-- Document extract --

________________________________________

Among the most compelling questions raised by consciousness is “where am I from?” Humans are a species of widely traveled individuals and despite the fiction that we all derive from happily married couples, we often end up distant from our relatives. Over time we may forget who they were. Our descendants, however, may be very curious. I have spent some time, over the years, climbing my family tree. It’s endlessly fascinating because you find that the research is about people’s stories, not just who was coupling with whom. Those of us of non-American ancestry who live in America often wonder how we came to be here. Families preserve stories, and sometimes those stories are embellished over time. I’ve spent more than an afternoon or two in county clerks’ offices thumbing through records to try to push things back just one more generation. Who were these people who led to me?
The Mormons, among other aspects of their theology, have contributed greatly to genealogical research. It is an American religion indeed. My family recently gave me a DNA tracing kit, run by ancestry.com, as a gift. Although it wouldn’t answer all the questions about my background, I suspected it would either confirm or deny some of the stories. The results just came in, and, amazingly, family stories were right about on the mark. I’ve always called myself an “American mutt” but it would have been more accurate to say a “northern European mutt.” Mostly Germanic, English, and Irish, I fit into the typical early settler paradigm. There are minor traces in there that I’m not sure I understand, maybe less than one or two percent—some Asian, some African. All of this will take more research. You never really find out who you are. Completely.
DNA testing is the stuff of science. It isn’t a precise science in that it can’t tell the stories of those ancestors. It takes family tradition to do that. I know that one Irish ancestor stowed away on a ship and she arrived in America not as a paying passenger. I know another branch came as a German engineer and his wife, and that their son opened a bakery. Some of the branches have been here since the Revolutionary War, but they were also germanic—were we Hessians? I haven’t had time to read through all that the Mormons have discovered about me, but I’ve got a pretty good idea that family tradition hasn’t failed me here. While the stories can’t themselves be confirmed by the science, they are not inconsistent with the results. And when it comes to finding out who’s your daddy, the answer really depends on how far back you look.

________________________________________

-- Work task --
Write out the passage of the essay on family ancestry that starts with "DNA testing is" and goes on through "back you look.".

(Structured page parsing data)
________________________________________

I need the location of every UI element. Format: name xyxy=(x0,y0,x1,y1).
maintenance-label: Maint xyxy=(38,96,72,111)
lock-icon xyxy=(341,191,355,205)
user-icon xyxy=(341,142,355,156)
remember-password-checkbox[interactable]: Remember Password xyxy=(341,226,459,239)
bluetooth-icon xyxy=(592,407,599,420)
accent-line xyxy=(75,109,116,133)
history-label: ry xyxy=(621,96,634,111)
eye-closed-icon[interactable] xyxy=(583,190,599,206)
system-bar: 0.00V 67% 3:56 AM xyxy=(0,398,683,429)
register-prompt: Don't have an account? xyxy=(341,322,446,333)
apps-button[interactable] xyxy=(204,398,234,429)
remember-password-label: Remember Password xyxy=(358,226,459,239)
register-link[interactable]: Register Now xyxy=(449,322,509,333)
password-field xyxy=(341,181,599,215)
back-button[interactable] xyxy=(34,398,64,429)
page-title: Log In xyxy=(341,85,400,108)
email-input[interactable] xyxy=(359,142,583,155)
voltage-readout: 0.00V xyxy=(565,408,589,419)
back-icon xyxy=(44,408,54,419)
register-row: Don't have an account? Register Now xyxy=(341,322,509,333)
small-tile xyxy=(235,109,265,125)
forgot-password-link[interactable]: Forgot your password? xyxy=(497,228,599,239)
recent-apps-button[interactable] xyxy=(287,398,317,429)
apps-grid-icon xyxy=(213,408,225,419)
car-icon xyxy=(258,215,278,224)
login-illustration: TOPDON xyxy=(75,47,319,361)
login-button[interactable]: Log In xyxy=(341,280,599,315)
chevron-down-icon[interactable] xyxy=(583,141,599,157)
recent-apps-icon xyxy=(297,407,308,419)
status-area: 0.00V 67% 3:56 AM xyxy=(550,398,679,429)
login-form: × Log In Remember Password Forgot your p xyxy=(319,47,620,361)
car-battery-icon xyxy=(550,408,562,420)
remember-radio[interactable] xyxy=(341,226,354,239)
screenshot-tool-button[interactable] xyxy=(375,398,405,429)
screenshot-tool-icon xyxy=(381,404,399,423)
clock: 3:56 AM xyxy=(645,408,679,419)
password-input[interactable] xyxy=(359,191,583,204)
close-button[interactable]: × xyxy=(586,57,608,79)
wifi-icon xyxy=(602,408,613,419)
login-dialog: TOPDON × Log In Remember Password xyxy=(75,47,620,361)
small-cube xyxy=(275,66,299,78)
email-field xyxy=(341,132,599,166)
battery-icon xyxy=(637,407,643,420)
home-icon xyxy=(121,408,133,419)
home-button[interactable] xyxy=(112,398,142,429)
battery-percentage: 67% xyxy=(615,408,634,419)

________________________________________

-- Answer space --
DNA testing is the stuff of science. It isn’t a precise science in that it can’t tell the stories of those ancestors. It takes family tradition to do that. I know that one Irish ancestor stowed away on a ship and she arrived in America not as a paying passenger. I know another branch came as a German engineer and his wife, and that their son opened a bakery. Some of the branches have been here since the Revolutionary War, but they were also germanic—were we Hessians? I haven’t had time to read through all that the Mormons have discovered about me, but I’ve got a pretty good idea that family tradition hasn’t failed me here. While the stories can’t themselves be confirmed by the science, they are not inconsistent with the results. And when it comes to finding out who’s your daddy, the answer really depends on how far back you look.